Tasks.
a. Answer these questions using the warfare article:
(i) According to the author note, which book is the Tofflers' latest work?
(ii) For how many years has the world not seen the kind of event that took place in the Middle East?
(iii) Where has the new form of economy been springing up?
b. Can you carry on the article about information-age warfare from its last sentence?

A NEW THEORY OF WARFARE: THE 'THIRD WAVE' ARRIVES : We Make War the Way We Make Wealth--With Information : War is won today by information, not industrial power or strength of troops. First of two parts.

Alvin and Heidi Toffler are the authors of "Future Shock" and "The Third Wave." Their latest work is "Powershift: On Knowledge, Wealth and Violence at the Edge of the 21st Century" (Bantam Books)

In the night skies and desert sands of the Middle East something has taken place that the world has not seen for 300 years--the arrival of a new kind of warfare that corresponds closely to a new system for the creation of wealth.

The Gulf War has unleashed countless headlines about the new role of technology in warfare. Its results have confounded many of the anti-technological skeptics who spoke of the unworkability of complex weapon systems. But it is not just a matter of new technology. The new war form shaped in the Persian Gulf reflects the new form of economy that has been springing up in the West and in Japan in recent decades. The way we make wealth and the way we make war are inextricably connected.

Provided data.
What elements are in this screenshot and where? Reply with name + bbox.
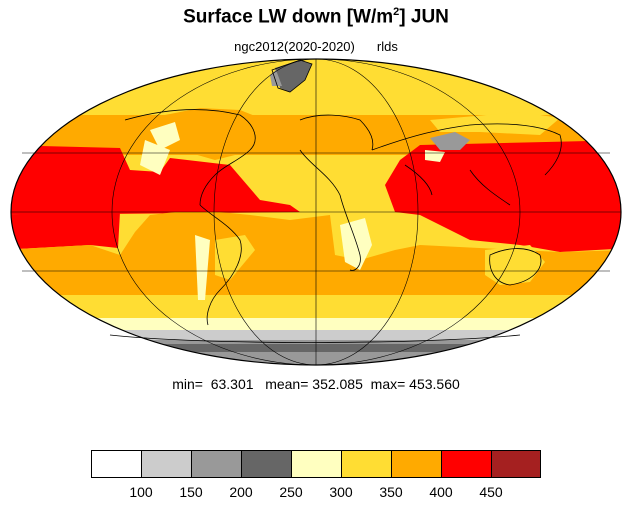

Results by task.
a.
(i) "Powershift: On Knowledge, Wealth and Violence at the Edge of the 21st Century" (Bantam Books)
(ii) 300 years
(iii) In the West and in Japan

b.
Military strategies, tactics and technologies have evolved continuously throughout history. But only rarely has war been truly revolutionized, and the deepest changes have accompanied basic changes in wealth creation.

Future historians will recognize the Gulf War as the world's initial outbreak of "Third Wave" warfare.

The Agricultural Revolution launched the first great wave of change in history. The Industrial Revolution triggered a second. Today, a Third Wave of change is sweeping across the planet.

It is still not fully appreciated that the great age of industrialism is behind us. The basic system for wealth creation is being revolutionized--and war, as usual, is mutating in parallel.

In today's economy, mass production itself is increasingly outmoded. Customized production, based on the economies of intelligent technology, is superseding it in many fields. This demassification of output is matched by the breakup of mass markets into "niches." In turn, advertising, which once depended on the mass media, is shifting to demassified media like direct mail, multiple cable channels, direct broadcast satellite and even more specialized media, in order to reach carefully pinpointed micromarkets. All of these steps break up the old homogeneity of the mass industrial society, and are themselves mirrored by changes in family structure, which is becoming polymorphic, and in culture, which is growing more and more heterogeneous.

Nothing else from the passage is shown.